- [Required task]:
In the records below, find each line with the word "aliquet" and copy it.

- [Data section]:
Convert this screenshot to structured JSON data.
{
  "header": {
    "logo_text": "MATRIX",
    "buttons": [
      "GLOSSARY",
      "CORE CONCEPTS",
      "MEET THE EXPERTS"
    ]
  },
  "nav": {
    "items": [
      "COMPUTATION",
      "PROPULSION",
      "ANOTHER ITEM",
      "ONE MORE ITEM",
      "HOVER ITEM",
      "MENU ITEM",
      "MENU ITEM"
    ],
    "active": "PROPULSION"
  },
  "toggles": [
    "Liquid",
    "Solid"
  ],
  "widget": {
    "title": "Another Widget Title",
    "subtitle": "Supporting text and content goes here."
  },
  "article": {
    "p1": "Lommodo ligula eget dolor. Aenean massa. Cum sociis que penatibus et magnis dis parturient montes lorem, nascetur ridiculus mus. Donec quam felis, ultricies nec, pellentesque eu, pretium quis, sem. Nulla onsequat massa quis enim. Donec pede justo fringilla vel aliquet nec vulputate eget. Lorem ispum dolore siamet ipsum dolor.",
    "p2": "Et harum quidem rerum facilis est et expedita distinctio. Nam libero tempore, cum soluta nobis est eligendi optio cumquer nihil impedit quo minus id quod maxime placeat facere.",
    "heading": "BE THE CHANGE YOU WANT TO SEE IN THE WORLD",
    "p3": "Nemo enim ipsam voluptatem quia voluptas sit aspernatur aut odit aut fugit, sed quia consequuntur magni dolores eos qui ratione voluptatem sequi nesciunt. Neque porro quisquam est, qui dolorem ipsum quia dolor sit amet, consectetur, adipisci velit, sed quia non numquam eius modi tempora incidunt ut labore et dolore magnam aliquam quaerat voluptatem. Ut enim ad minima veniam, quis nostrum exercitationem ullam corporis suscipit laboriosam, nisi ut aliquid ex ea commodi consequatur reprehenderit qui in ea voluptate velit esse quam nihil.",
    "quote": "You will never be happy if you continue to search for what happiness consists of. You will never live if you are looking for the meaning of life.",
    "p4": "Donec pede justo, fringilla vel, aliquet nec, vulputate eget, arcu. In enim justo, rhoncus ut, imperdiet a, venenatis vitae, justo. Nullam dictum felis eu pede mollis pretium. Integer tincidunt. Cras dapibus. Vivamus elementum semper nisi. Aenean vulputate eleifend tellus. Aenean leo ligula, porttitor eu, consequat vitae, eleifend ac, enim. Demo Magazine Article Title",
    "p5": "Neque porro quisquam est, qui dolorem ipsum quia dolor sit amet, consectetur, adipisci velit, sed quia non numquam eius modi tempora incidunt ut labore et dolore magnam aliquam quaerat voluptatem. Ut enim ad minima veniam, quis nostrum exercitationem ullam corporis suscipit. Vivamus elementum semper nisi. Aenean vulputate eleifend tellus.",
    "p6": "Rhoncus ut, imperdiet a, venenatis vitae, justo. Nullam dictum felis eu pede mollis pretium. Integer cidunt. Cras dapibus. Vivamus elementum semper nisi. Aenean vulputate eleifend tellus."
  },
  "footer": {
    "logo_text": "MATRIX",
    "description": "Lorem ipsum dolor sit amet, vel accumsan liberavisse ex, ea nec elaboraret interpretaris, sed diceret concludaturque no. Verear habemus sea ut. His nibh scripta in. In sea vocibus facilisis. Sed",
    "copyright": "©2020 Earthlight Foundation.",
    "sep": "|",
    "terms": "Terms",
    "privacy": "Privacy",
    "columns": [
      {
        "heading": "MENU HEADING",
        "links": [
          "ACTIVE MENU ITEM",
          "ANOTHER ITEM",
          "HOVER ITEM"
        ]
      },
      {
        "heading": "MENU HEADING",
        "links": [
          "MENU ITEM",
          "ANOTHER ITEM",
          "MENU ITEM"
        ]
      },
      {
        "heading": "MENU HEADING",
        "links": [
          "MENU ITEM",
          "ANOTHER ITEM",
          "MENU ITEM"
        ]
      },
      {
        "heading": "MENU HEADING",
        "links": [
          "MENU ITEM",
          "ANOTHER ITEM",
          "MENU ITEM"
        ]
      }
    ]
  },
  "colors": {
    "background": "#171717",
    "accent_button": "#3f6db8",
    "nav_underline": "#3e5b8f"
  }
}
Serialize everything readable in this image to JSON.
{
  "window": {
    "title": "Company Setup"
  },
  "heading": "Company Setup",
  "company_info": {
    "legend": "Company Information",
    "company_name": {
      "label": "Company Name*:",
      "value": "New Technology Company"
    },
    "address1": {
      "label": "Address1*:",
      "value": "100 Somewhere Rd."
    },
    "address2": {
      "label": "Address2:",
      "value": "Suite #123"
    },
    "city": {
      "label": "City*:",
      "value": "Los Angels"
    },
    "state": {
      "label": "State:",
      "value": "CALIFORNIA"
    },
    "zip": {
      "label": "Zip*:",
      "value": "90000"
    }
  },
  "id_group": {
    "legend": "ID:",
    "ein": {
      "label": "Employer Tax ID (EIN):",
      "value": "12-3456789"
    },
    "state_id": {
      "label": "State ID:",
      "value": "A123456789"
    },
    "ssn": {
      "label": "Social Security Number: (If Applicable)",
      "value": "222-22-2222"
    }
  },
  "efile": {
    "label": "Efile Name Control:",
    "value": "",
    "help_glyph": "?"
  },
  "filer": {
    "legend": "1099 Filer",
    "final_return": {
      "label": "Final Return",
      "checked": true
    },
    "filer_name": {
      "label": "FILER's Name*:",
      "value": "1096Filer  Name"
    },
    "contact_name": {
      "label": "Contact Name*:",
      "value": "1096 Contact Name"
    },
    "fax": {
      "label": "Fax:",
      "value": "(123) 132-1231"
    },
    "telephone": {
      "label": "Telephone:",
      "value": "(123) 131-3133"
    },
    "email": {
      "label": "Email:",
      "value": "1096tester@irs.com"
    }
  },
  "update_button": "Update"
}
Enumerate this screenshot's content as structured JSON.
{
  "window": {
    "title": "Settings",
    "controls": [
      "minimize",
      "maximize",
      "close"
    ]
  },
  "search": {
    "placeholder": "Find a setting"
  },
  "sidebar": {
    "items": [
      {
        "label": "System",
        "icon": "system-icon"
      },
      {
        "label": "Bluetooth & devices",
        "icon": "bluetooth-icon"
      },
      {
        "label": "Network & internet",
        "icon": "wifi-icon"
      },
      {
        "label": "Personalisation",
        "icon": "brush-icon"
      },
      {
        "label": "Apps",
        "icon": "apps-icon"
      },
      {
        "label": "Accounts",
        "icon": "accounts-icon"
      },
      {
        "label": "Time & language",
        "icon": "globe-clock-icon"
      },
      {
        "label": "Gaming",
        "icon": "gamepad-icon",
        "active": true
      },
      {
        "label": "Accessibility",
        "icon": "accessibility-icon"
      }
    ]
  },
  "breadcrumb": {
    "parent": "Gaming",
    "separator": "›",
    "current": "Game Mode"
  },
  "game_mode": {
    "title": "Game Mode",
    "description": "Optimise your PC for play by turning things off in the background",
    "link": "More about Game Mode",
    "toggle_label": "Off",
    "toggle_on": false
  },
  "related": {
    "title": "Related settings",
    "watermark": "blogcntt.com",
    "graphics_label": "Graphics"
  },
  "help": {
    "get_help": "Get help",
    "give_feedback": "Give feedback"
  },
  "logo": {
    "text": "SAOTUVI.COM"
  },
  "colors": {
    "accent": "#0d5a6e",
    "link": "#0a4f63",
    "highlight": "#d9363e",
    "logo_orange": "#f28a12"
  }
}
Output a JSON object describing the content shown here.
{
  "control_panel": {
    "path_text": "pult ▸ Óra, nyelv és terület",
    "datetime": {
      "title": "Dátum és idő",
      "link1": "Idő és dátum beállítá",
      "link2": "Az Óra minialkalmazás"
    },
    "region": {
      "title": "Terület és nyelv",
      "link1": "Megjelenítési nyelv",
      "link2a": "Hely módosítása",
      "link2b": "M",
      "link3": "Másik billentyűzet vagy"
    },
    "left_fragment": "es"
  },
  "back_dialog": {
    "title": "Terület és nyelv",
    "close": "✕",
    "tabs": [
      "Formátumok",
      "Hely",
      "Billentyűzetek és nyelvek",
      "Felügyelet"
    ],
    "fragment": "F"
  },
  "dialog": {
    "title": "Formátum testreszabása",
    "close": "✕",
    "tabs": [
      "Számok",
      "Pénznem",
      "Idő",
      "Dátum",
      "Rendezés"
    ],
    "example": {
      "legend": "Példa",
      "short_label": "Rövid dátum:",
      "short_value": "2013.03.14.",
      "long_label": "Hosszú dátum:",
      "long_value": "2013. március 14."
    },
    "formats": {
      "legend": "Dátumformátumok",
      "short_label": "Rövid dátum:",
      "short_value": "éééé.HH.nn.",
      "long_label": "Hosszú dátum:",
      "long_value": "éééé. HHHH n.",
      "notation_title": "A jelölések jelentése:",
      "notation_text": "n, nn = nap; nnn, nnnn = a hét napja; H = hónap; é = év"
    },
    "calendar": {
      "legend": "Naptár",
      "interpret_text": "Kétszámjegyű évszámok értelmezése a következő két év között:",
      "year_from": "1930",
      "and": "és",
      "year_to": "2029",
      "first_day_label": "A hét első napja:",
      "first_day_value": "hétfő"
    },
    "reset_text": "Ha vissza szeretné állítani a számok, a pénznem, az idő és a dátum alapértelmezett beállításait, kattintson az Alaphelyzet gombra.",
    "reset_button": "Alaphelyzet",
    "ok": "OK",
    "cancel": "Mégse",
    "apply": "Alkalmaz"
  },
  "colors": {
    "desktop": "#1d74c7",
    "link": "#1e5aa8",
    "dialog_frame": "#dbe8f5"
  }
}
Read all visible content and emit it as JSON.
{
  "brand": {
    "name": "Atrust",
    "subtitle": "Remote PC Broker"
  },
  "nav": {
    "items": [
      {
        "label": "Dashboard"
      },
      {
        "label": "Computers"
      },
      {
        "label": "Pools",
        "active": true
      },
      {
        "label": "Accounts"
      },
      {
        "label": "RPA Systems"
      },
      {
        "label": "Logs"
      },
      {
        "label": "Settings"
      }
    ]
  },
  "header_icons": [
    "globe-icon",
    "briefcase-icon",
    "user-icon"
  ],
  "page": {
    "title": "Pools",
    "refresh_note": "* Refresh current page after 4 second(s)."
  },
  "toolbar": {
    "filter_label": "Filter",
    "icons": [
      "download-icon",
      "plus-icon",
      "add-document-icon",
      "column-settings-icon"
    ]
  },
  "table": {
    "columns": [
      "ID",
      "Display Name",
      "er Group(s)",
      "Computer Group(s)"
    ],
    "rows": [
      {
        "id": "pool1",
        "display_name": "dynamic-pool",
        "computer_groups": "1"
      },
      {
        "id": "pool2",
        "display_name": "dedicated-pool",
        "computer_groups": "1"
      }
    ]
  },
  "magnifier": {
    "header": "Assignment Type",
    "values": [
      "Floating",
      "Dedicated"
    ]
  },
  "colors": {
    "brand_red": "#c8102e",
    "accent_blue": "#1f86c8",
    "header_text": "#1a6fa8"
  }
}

- [Task solution]:
    "p1": "Lommodo ligula eget dolor. Aenean massa. Cum sociis que penatibus et magnis dis parturient montes lorem, nascetur ridiculus mus. Donec quam felis, ultricies nec, pellentesque eu, pretium quis, sem. Nulla onsequat massa quis enim. Donec pede justo fringilla vel aliquet nec vulputate eget. Lorem ispum dolore siamet ipsum dolor.",
    "p4": "Donec pede justo, fringilla vel, aliquet nec, vulputate eget, arcu. In enim justo, rhoncus ut, imperdiet a, venenatis vitae, justo. Nullam dictum felis eu pede mollis pretium. Integer tincidunt. Cras dapibus. Vivamus elementum semper nisi. Aenean vulputate eleifend tellus. Aenean leo ligula, porttitor eu, consequat vitae, eleifend ac, enim. Demo Magazine Article Title",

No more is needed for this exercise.